— Provided material —
--- --- ---

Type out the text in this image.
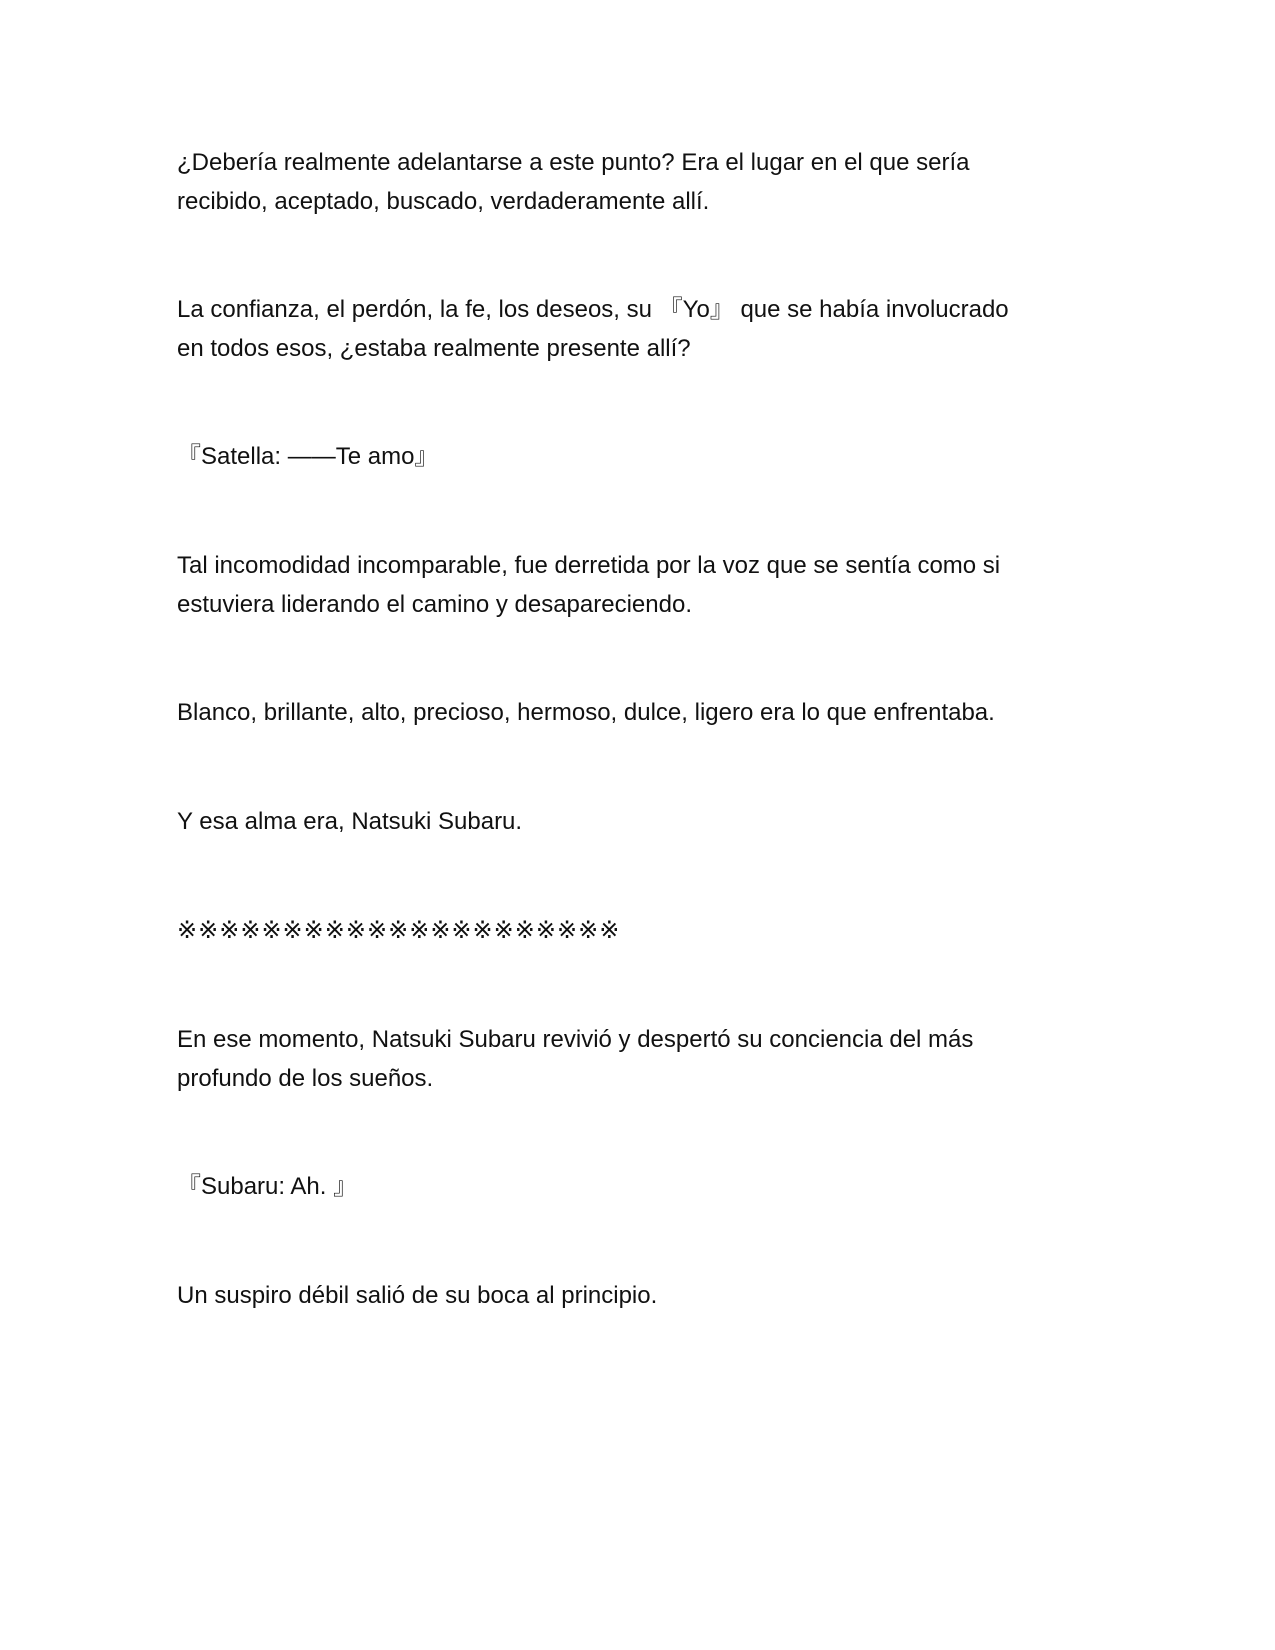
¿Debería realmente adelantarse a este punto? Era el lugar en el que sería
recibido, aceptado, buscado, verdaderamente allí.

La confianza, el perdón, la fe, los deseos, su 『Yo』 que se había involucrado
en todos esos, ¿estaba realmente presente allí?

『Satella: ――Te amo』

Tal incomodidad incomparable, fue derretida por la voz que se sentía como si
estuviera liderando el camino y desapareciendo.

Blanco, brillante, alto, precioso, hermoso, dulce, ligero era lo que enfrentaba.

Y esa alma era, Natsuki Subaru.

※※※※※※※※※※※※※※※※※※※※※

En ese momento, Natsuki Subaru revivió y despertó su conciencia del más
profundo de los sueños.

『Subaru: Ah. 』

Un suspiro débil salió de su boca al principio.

--- --- ---

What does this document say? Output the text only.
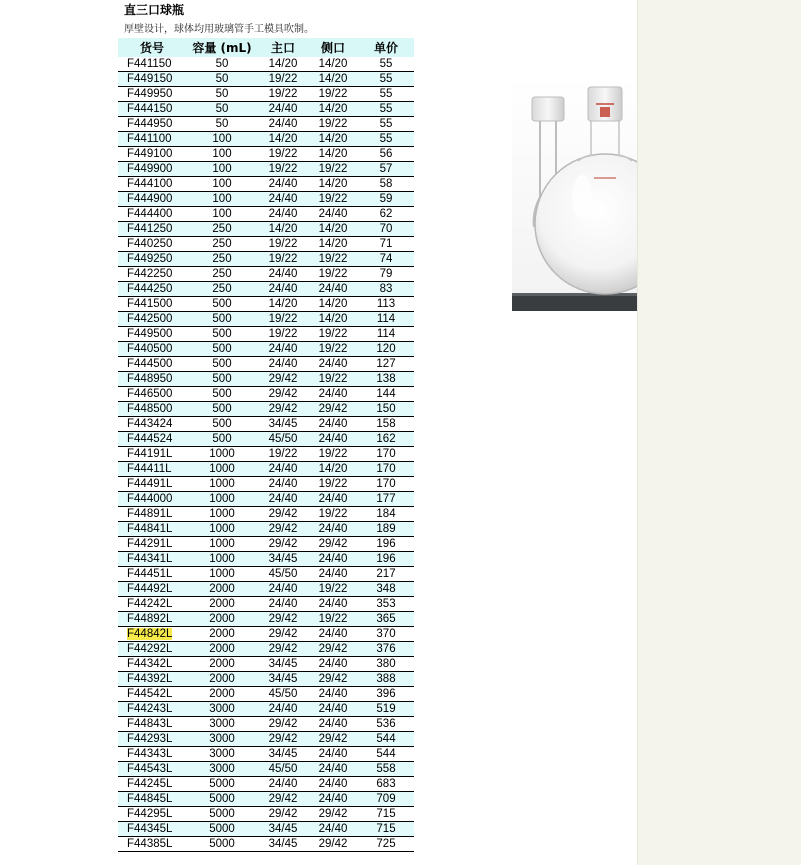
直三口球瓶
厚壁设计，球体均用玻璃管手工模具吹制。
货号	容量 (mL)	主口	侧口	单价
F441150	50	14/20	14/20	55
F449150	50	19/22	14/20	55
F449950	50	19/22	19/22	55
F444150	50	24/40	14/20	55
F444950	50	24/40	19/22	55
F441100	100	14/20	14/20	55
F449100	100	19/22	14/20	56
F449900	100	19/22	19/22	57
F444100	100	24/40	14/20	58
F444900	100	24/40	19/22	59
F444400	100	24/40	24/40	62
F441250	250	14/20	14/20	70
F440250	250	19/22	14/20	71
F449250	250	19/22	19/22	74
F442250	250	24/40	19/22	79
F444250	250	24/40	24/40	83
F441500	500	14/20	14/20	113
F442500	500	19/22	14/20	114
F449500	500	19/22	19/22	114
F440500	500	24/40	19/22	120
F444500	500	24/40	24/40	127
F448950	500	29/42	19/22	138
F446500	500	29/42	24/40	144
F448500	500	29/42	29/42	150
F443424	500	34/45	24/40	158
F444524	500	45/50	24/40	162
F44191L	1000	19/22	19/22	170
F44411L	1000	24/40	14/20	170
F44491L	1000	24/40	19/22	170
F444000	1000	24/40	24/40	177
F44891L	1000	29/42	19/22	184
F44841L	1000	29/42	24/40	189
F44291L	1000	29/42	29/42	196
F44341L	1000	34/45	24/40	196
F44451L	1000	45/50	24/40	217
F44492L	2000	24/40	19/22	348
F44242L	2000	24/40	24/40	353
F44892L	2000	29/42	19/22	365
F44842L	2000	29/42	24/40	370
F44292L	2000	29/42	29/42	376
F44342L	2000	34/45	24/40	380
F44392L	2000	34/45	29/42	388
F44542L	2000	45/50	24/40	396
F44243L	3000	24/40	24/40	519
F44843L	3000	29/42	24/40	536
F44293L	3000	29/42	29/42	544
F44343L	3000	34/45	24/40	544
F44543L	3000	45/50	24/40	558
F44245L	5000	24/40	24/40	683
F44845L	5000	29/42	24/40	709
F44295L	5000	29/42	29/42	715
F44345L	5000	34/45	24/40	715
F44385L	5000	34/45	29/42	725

--- --- ---

— Exercise task —
Go through the entries above and pull out each line with "Subaru" in it.

— Solution to the problem —
Y esa alma era, Natsuki Subaru.
En ese momento, Natsuki Subaru revivió y despertó su conciencia del más
『Subaru: Ah. 』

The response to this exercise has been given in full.